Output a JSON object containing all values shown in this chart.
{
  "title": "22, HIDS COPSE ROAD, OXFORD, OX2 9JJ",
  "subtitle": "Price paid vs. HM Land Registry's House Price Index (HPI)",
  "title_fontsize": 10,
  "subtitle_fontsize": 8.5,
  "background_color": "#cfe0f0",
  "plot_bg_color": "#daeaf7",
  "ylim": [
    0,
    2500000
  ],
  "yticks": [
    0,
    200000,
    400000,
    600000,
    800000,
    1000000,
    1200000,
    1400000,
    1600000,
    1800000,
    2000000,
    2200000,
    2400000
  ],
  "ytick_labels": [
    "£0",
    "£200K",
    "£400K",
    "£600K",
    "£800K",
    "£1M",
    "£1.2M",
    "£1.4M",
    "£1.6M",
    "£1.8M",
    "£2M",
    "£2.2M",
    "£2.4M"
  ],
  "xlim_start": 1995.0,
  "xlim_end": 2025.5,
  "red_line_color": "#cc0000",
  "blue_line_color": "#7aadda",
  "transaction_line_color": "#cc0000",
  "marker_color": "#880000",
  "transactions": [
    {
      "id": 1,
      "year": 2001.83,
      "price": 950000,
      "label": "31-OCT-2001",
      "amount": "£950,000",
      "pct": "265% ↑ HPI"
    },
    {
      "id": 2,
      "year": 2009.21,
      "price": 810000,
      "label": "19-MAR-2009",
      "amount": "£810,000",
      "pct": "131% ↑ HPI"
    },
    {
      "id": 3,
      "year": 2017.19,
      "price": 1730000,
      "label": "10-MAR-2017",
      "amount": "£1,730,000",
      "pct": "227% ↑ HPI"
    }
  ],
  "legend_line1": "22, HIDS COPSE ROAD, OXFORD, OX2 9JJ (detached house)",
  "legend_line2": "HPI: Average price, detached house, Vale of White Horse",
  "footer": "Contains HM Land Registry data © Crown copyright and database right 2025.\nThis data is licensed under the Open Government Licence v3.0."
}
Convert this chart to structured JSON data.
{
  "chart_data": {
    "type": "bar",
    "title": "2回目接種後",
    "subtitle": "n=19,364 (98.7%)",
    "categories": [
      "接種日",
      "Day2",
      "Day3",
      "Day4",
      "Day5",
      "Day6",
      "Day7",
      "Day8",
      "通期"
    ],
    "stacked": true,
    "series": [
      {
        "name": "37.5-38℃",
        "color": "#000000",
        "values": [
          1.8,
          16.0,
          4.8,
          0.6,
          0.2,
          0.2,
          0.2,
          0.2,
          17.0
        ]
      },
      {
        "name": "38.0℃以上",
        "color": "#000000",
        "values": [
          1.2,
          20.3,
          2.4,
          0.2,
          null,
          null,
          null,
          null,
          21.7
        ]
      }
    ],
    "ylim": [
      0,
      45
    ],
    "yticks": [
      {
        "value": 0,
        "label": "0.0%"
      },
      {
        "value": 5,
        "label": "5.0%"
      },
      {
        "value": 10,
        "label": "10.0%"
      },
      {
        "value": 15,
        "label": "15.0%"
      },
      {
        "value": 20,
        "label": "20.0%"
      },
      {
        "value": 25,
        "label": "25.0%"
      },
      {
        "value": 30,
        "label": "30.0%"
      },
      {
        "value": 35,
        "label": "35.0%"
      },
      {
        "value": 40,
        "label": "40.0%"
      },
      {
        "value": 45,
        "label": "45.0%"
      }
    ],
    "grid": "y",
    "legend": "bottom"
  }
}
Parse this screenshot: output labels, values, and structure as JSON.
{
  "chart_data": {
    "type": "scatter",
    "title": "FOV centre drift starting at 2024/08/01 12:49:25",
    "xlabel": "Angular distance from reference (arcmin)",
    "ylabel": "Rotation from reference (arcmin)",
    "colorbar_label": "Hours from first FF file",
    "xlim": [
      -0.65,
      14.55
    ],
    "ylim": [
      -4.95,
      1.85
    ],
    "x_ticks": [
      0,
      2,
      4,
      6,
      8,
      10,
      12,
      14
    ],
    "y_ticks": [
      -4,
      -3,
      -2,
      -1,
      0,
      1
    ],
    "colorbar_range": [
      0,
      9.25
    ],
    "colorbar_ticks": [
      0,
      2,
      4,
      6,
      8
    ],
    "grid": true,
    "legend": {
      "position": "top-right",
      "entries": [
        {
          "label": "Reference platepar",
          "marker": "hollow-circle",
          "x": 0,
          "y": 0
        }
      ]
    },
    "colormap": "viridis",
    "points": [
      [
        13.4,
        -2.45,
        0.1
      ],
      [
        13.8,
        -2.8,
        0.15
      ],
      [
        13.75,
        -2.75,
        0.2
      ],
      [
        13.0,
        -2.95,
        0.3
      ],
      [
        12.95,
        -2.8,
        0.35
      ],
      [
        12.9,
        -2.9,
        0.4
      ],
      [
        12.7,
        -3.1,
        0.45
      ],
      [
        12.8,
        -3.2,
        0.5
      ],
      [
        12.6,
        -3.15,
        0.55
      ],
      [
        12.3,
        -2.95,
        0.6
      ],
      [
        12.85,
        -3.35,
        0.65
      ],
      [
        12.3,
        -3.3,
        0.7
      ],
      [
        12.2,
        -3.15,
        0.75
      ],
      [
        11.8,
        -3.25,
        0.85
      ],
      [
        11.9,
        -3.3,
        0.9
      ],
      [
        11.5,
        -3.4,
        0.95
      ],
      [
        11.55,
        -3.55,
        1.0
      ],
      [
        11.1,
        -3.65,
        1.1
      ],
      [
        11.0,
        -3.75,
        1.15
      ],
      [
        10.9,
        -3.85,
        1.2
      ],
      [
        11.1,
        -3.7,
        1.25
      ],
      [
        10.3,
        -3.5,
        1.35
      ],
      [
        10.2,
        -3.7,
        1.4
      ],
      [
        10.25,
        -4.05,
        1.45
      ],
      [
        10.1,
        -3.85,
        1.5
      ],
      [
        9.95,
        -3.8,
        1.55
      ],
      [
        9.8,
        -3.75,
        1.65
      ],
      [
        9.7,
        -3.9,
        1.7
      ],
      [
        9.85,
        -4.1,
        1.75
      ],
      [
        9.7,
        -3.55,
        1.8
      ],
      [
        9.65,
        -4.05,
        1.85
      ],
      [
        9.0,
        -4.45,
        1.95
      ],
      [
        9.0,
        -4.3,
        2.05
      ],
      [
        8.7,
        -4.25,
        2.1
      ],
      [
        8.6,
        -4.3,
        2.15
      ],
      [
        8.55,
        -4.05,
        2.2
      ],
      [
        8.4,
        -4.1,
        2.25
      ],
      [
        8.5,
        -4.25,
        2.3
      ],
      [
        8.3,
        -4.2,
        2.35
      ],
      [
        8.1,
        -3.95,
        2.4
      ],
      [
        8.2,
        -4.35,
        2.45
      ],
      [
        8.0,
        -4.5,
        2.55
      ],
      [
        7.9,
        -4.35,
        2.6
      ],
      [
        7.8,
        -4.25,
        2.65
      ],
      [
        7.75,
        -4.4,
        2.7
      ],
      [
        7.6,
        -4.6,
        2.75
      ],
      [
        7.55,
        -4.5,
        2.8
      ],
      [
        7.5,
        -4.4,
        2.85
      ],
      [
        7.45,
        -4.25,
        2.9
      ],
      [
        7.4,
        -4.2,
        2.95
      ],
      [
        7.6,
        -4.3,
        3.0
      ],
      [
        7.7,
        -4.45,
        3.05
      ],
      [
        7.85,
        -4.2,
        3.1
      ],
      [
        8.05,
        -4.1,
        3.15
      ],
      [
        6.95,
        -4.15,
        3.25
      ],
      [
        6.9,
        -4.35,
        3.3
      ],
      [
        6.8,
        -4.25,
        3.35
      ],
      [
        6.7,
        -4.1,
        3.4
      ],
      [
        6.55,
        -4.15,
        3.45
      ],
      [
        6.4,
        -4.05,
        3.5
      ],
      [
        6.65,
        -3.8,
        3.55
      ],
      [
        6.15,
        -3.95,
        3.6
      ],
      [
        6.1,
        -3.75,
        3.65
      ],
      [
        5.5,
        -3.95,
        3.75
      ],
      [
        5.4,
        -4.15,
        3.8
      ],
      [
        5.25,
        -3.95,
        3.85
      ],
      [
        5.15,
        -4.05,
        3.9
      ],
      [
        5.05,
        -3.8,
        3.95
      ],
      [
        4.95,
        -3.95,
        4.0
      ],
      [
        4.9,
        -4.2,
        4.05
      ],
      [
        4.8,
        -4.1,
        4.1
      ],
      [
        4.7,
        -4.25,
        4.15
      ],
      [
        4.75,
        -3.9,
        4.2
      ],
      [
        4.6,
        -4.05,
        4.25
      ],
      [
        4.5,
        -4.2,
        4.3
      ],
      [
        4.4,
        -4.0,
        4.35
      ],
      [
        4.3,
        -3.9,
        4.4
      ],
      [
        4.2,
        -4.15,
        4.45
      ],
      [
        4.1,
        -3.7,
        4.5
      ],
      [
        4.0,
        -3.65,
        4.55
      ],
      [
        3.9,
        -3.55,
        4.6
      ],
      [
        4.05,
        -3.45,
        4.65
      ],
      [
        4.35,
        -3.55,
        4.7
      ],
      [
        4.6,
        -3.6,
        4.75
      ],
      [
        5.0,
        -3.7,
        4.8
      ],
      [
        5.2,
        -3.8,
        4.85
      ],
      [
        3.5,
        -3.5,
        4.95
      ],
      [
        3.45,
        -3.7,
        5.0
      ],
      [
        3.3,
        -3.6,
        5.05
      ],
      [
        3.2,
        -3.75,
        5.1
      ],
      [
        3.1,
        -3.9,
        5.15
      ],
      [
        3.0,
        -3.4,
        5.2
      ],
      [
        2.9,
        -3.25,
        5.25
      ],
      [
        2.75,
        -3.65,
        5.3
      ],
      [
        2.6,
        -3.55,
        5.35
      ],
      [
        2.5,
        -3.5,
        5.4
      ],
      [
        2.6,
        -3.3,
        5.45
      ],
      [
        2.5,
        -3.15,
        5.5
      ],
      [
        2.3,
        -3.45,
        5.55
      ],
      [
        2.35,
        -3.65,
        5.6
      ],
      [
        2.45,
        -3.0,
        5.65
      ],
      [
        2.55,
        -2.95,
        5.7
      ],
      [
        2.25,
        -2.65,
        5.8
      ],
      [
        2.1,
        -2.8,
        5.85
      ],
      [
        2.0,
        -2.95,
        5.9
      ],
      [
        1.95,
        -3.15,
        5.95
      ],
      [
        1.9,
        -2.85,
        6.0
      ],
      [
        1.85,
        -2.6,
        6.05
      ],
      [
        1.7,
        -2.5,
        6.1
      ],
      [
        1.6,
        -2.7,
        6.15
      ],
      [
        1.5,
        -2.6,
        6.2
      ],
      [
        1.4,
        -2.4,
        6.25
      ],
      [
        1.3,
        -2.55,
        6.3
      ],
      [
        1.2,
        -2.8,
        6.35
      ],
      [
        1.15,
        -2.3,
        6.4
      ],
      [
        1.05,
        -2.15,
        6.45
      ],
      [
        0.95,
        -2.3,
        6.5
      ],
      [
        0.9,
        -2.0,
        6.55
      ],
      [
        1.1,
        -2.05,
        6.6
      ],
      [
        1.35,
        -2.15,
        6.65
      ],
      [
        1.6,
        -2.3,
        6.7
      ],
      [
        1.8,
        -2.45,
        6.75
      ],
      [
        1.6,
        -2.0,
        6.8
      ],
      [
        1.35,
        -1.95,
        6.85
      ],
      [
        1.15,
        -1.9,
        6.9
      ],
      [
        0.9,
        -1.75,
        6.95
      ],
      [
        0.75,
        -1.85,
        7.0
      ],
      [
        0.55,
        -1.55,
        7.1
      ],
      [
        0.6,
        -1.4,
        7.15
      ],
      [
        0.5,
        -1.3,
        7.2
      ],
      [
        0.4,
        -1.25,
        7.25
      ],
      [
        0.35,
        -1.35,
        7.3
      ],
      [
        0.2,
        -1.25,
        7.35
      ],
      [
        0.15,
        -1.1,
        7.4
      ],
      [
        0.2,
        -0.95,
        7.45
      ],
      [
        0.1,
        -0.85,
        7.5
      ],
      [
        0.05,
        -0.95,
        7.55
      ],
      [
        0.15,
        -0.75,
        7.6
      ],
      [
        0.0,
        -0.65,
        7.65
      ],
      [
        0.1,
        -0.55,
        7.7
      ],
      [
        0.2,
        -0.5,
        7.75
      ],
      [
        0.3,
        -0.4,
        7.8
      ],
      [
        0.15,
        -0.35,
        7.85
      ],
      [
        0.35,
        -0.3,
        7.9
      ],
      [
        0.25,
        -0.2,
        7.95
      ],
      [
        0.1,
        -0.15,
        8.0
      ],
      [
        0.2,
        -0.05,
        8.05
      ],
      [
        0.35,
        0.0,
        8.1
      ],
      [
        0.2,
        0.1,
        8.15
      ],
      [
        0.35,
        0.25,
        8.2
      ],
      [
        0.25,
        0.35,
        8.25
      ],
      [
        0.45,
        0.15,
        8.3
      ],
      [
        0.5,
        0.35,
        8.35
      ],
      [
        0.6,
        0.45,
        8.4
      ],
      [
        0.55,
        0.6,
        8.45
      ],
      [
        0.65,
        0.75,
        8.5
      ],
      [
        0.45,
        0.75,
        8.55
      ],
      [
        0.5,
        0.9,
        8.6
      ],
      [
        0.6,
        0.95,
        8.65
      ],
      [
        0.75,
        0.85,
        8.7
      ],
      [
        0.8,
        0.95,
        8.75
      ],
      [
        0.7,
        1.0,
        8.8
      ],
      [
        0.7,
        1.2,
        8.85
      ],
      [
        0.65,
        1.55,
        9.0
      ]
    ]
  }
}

Exercise description: Give the number of lines in the entries that include the string "Land", and nothing more.

Answer: 2